**Task details:**
Copy out the data below line for line without changing anything. Leave out the picture lines.

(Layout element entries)
+ + +
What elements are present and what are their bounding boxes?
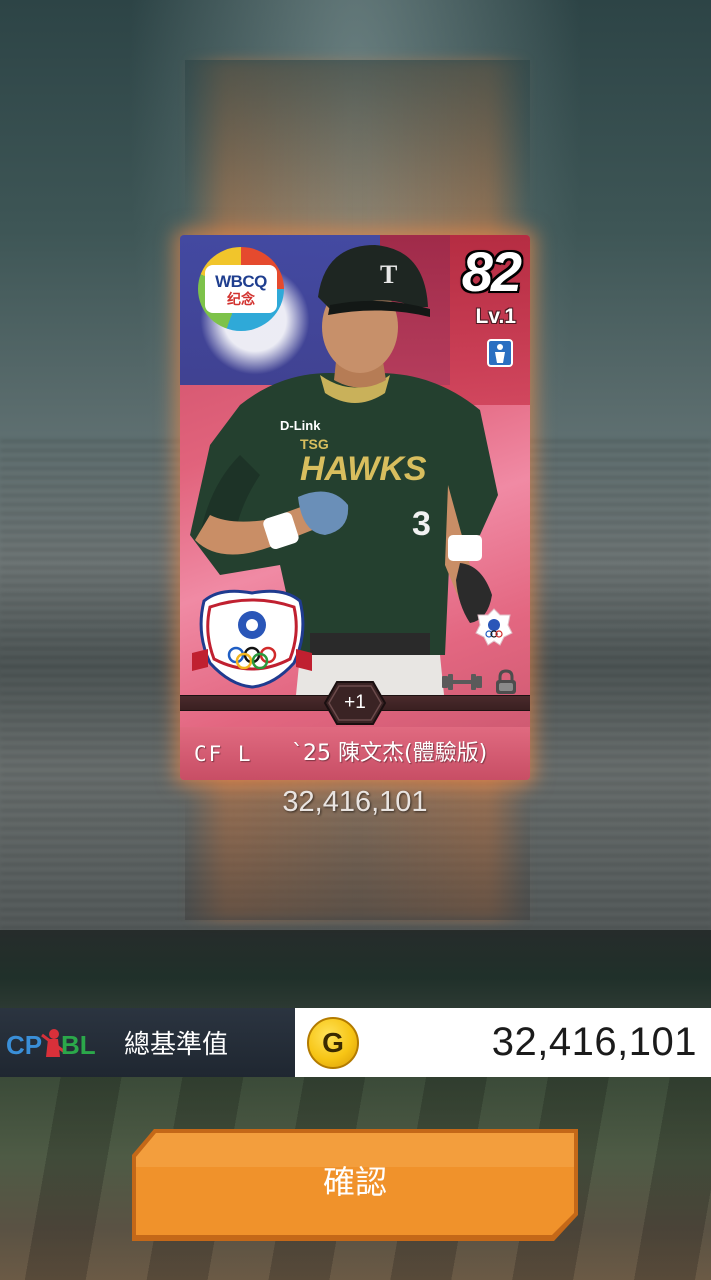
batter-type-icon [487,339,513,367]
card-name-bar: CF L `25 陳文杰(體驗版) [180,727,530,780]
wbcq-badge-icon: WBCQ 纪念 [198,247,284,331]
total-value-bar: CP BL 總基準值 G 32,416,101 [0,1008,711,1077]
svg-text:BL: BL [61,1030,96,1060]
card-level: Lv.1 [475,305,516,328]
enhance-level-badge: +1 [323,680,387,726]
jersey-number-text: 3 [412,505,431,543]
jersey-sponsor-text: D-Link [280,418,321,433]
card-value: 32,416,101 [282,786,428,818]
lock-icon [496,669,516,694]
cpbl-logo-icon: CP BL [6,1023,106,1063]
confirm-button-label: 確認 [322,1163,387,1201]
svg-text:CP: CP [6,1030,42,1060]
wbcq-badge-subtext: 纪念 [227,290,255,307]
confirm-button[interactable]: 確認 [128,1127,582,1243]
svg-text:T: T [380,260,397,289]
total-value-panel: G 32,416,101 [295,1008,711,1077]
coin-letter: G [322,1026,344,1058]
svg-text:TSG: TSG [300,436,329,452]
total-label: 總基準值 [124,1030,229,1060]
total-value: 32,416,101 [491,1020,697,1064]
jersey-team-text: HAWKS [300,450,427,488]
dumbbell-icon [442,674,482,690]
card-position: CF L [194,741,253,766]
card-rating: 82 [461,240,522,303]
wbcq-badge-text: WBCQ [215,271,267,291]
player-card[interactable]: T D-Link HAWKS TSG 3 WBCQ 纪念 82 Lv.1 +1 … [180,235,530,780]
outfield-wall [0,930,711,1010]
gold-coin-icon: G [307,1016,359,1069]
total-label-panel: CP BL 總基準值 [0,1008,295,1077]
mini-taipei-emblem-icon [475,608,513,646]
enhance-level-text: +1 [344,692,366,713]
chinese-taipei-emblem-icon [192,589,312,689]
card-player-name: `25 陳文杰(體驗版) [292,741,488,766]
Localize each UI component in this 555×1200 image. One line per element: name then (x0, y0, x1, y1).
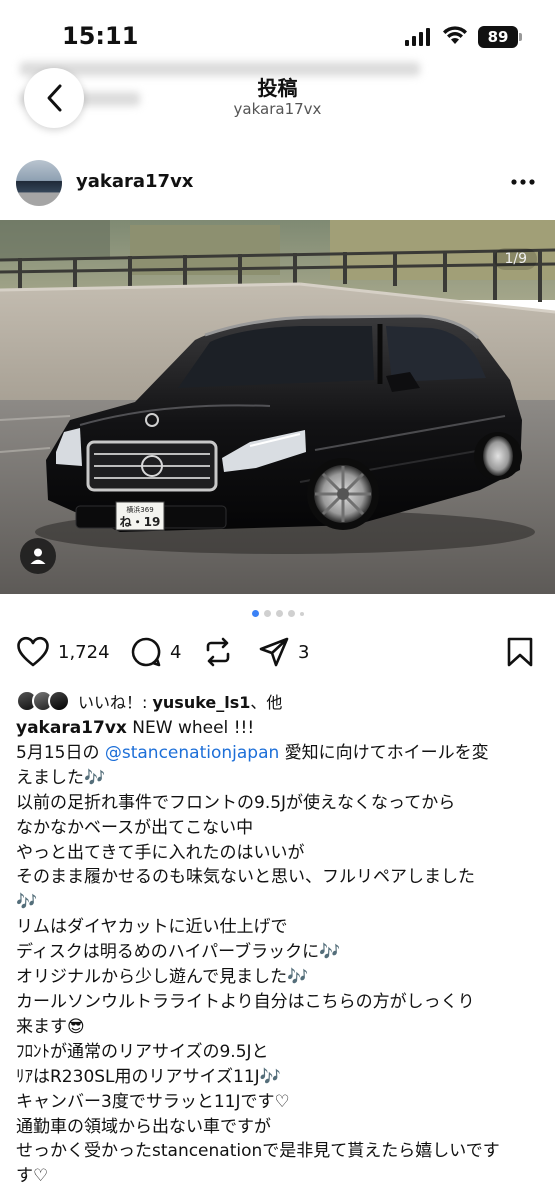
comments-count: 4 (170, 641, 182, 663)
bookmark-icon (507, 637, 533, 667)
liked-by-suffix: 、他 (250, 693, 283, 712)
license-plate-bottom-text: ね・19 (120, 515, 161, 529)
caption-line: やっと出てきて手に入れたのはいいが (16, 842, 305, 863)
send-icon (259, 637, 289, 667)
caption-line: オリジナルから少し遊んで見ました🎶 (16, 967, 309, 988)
+ + +
**Exercise result:**
What elements are present and what are their bounding boxes?
batter-type-icon [487,339,513,367]
card-name-bar: CF L `25 陳文杰(體驗版) [180,727,530,780]
wbcq-badge-icon: WBCQ 纪念 [198,247,284,331]
total-value-bar: CP BL 總基準值 G 32,416,101 [0,1008,711,1077]
svg-text:BL: BL [61,1030,96,1060]
card-level: Lv.1 [475,305,516,328]
enhance-level-badge: +1 [323,680,387,726]
jersey-number-text: 3 [412,505,431,543]
jersey-sponsor-text: D-Link [280,418,321,433]
card-value: 32,416,101 [282,786,428,818]
lock-icon [496,669,516,694]
cpbl-logo-icon: CP BL [6,1023,106,1063]
confirm-button-label: 確認 [322,1163,387,1201]
svg-text:CP: CP [6,1030,42,1060]
wbcq-badge-subtext: 纪念 [227,290,255,307]
confirm-button[interactable]: 確認 [128,1127,582,1243]
svg-text:T: T [380,260,397,289]
total-value-panel: G 32,416,101 [295,1008,711,1077]
coin-letter: G [322,1026,344,1058]
svg-text:TSG: TSG [300,436,329,452]
total-label: 總基準值 [124,1030,229,1060]
total-value: 32,416,101 [491,1020,697,1064]
jersey-team-text: HAWKS [300,450,427,488]
dumbbell-icon [442,674,482,690]
card-position: CF L [194,741,253,766]
card-rating: 82 [461,240,522,303]
wbcq-badge-text: WBCQ [215,271,267,291]
player-card[interactable]: T D-Link HAWKS TSG 3 WBCQ 纪念 82 Lv.1 +1 … [180,235,530,780]
outfield-wall [0,930,711,1010]
gold-coin-icon: G [307,1016,359,1069]
total-label-panel: CP BL 總基準值 [0,1008,295,1077]
mini-taipei-emblem-icon [475,608,513,646]
enhance-level-text: +1 [344,692,366,713]
chinese-taipei-emblem-icon [192,589,312,689]
card-player-name: `25 陳文杰(體驗版) [292,741,488,766]
Localize each UI component in this 555×1200 image. One line per element: name then (x0, y0, x1, y1).
comments-count: 4 (170, 641, 182, 663)
bookmark-icon (507, 637, 533, 667)
liked-by-suffix: 、他 (250, 693, 283, 712)
license-plate-bottom-text: ね・19 (120, 515, 161, 529)
caption-line: やっと出てきて手に入れたのはいいが (16, 842, 305, 863)
send-icon (259, 637, 289, 667)
caption-line: オリジナルから少し遊んで見ました🎶 (16, 967, 309, 988)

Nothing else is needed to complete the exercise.